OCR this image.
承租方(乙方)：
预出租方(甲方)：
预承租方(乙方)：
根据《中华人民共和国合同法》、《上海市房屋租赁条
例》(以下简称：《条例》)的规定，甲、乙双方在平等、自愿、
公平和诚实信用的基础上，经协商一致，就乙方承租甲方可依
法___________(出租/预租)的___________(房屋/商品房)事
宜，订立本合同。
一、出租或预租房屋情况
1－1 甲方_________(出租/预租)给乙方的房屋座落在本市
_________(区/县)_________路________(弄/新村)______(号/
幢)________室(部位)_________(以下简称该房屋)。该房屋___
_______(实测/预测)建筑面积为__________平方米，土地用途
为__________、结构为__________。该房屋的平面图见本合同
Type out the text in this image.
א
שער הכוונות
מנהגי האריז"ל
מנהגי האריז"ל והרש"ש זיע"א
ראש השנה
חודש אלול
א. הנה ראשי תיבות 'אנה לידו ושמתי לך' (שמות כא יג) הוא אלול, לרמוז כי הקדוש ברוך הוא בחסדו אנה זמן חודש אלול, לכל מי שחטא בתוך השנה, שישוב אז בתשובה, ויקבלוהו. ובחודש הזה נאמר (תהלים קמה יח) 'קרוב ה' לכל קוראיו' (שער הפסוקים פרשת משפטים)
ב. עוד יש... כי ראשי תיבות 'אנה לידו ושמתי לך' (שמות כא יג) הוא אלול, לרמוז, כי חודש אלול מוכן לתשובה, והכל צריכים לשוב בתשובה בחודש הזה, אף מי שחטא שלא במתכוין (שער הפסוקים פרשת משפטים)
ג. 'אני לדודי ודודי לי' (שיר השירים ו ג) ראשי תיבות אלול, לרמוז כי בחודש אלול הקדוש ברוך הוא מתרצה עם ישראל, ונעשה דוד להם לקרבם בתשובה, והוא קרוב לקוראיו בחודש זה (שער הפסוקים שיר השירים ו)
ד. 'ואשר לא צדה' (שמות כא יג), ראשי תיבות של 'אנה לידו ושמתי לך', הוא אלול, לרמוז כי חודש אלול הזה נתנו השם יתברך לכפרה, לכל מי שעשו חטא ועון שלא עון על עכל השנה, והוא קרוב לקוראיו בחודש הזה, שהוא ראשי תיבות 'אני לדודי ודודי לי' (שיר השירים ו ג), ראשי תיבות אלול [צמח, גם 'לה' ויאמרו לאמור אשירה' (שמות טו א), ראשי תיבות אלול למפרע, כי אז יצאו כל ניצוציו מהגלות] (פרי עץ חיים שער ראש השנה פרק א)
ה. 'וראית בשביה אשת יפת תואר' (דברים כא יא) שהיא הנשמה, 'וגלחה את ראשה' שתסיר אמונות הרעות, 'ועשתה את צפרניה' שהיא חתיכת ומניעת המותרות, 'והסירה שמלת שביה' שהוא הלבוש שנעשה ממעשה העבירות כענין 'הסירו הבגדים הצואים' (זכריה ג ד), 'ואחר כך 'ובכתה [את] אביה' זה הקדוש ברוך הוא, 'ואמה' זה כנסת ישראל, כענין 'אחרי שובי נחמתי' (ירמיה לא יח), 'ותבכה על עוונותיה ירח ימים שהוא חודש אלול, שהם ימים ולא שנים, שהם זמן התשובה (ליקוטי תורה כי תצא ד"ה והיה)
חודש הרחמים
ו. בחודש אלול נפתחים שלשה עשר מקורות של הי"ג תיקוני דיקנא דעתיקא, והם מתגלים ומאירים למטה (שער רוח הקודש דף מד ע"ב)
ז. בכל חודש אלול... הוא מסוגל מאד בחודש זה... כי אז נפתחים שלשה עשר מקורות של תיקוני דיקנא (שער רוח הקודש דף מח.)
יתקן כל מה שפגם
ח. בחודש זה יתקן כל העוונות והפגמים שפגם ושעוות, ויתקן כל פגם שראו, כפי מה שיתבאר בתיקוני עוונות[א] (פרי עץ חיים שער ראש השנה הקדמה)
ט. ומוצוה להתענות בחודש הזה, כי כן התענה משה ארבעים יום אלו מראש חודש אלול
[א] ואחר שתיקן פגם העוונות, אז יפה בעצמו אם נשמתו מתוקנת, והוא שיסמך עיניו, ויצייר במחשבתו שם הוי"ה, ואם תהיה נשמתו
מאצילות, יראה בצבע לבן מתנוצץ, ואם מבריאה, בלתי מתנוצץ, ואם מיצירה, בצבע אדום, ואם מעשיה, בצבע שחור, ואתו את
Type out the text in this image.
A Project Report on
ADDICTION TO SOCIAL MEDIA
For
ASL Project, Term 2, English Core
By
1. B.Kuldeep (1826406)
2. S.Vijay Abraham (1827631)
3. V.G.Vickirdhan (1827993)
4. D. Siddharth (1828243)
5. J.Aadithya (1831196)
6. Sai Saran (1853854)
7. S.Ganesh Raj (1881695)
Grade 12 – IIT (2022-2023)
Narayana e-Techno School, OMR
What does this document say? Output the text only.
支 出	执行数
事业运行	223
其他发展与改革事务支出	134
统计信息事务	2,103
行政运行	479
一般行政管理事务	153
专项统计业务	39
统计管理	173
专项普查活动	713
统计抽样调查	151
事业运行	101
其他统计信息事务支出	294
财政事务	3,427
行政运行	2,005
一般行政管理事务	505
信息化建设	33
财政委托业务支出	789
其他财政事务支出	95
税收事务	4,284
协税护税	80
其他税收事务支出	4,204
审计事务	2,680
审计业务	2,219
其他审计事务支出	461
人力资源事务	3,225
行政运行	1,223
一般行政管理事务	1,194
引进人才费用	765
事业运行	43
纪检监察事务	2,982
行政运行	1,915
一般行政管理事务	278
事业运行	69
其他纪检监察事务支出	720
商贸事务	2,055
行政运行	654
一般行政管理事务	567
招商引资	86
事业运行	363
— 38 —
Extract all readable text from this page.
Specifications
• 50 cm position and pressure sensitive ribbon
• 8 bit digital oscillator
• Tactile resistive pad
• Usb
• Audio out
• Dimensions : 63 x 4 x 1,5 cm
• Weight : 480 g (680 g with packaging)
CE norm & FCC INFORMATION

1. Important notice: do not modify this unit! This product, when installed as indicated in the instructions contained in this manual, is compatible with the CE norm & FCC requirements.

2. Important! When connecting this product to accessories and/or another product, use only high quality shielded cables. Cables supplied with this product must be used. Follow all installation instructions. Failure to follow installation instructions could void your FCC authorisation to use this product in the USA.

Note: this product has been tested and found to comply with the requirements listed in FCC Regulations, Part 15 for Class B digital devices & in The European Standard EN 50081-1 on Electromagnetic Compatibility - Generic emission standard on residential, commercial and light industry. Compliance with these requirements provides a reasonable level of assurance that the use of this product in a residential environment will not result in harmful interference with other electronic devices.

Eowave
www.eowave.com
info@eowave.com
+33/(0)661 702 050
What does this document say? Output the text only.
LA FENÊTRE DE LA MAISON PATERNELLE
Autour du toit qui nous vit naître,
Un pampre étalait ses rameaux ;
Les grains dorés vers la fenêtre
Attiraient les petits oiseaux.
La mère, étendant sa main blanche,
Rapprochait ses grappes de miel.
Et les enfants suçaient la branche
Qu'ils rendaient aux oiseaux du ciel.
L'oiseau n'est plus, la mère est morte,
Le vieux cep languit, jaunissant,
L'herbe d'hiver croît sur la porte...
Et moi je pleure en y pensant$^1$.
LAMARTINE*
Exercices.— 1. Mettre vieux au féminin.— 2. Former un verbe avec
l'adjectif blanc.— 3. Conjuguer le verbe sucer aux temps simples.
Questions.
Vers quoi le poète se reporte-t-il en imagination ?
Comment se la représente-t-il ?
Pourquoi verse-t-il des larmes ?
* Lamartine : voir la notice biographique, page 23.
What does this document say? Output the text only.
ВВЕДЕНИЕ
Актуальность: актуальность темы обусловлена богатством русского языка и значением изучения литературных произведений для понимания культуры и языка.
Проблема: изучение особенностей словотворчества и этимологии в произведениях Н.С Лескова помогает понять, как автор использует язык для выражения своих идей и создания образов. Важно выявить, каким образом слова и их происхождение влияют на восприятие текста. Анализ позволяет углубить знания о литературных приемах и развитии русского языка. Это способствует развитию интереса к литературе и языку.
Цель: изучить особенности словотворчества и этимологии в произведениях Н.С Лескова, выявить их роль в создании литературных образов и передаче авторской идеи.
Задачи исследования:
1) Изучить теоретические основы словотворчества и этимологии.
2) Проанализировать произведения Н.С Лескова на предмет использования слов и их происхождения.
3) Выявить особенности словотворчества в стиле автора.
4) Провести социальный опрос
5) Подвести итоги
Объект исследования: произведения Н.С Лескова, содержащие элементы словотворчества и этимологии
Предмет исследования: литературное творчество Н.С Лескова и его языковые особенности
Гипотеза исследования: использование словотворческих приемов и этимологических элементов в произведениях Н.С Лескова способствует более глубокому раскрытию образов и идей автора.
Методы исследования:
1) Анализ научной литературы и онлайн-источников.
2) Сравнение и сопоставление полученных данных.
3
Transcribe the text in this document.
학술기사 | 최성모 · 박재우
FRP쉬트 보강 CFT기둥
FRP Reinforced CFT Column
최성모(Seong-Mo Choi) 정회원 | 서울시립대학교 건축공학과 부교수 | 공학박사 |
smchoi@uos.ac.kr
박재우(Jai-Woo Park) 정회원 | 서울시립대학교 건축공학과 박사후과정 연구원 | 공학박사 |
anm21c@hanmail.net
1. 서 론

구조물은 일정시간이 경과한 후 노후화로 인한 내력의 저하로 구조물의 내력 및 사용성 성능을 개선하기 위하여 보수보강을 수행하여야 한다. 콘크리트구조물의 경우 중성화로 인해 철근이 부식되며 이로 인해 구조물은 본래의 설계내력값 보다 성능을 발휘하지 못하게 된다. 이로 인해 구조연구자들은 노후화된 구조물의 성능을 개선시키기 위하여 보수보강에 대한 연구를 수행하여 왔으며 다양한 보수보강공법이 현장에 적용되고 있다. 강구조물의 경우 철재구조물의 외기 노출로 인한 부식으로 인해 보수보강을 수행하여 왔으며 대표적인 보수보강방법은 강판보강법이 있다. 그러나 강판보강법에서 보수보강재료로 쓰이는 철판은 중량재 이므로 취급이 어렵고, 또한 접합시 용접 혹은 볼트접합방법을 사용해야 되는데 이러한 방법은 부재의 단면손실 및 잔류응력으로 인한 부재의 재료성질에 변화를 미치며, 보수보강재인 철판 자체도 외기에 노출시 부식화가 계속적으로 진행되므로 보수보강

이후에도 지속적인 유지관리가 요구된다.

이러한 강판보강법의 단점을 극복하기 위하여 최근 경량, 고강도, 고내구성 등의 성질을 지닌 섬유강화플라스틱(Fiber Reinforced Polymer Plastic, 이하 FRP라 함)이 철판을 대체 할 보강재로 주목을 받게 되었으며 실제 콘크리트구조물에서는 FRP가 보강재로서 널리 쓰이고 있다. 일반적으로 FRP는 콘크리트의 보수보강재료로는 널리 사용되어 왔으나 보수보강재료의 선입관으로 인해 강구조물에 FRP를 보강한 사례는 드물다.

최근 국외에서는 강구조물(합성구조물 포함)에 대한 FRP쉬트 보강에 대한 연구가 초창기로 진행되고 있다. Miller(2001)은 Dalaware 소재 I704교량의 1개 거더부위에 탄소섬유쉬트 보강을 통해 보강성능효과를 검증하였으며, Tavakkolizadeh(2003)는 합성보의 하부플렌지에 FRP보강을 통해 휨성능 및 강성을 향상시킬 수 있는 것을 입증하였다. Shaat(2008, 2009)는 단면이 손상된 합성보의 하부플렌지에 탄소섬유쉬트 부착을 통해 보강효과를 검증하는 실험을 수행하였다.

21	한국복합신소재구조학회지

──────────────────────────────

■ **What to produce**:
Reproduce exactly the lines from the one with "Transcribe the text in this document." through the end of the entries above, both ends included.

■ **Answer for this exercise**:
Transcribe the text in this document.
학술기사 | 최성모 · 박재우
FRP쉬트 보강 CFT기둥
FRP Reinforced CFT Column
최성모(Seong-Mo Choi) 정회원 | 서울시립대학교 건축공학과 부교수 | 공학박사 |
smchoi@uos.ac.kr
박재우(Jai-Woo Park) 정회원 | 서울시립대학교 건축공학과 박사후과정 연구원 | 공학박사 |
anm21c@hanmail.net
1. 서 론

구조물은 일정시간이 경과한 후 노후화로 인한 내력의 저하로 구조물의 내력 및 사용성 성능을 개선하기 위하여 보수보강을 수행하여야 한다. 콘크리트구조물의 경우 중성화로 인해 철근이 부식되며 이로 인해 구조물은 본래의 설계내력값 보다 성능을 발휘하지 못하게 된다. 이로 인해 구조연구자들은 노후화된 구조물의 성능을 개선시키기 위하여 보수보강에 대한 연구를 수행하여 왔으며 다양한 보수보강공법이 현장에 적용되고 있다. 강구조물의 경우 철재구조물의 외기 노출로 인한 부식으로 인해 보수보강을 수행하여 왔으며 대표적인 보수보강방법은 강판보강법이 있다. 그러나 강판보강법에서 보수보강재료로 쓰이는 철판은 중량재 이므로 취급이 어렵고, 또한 접합시 용접 혹은 볼트접합방법을 사용해야 되는데 이러한 방법은 부재의 단면손실 및 잔류응력으로 인한 부재의 재료성질에 변화를 미치며, 보수보강재인 철판 자체도 외기에 노출시 부식화가 계속적으로 진행되므로 보수보강

이후에도 지속적인 유지관리가 요구된다.

이러한 강판보강법의 단점을 극복하기 위하여 최근 경량, 고강도, 고내구성 등의 성질을 지닌 섬유강화플라스틱(Fiber Reinforced Polymer Plastic, 이하 FRP라 함)이 철판을 대체 할 보강재로 주목을 받게 되었으며 실제 콘크리트구조물에서는 FRP가 보강재로서 널리 쓰이고 있다. 일반적으로 FRP는 콘크리트의 보수보강재료로는 널리 사용되어 왔으나 보수보강재료의 선입관으로 인해 강구조물에 FRP를 보강한 사례는 드물다.

최근 국외에서는 강구조물(합성구조물 포함)에 대한 FRP쉬트 보강에 대한 연구가 초창기로 진행되고 있다. Miller(2001)은 Dalaware 소재 I704교량의 1개 거더부위에 탄소섬유쉬트 보강을 통해 보강성능효과를 검증하였으며, Tavakkolizadeh(2003)는 합성보의 하부플렌지에 FRP보강을 통해 휨성능 및 강성을 향상시킬 수 있는 것을 입증하였다. Shaat(2008, 2009)는 단면이 손상된 합성보의 하부플렌지에 탄소섬유쉬트 부착을 통해 보강효과를 검증하는 실험을 수행하였다.

21	한국복합신소재구조학회지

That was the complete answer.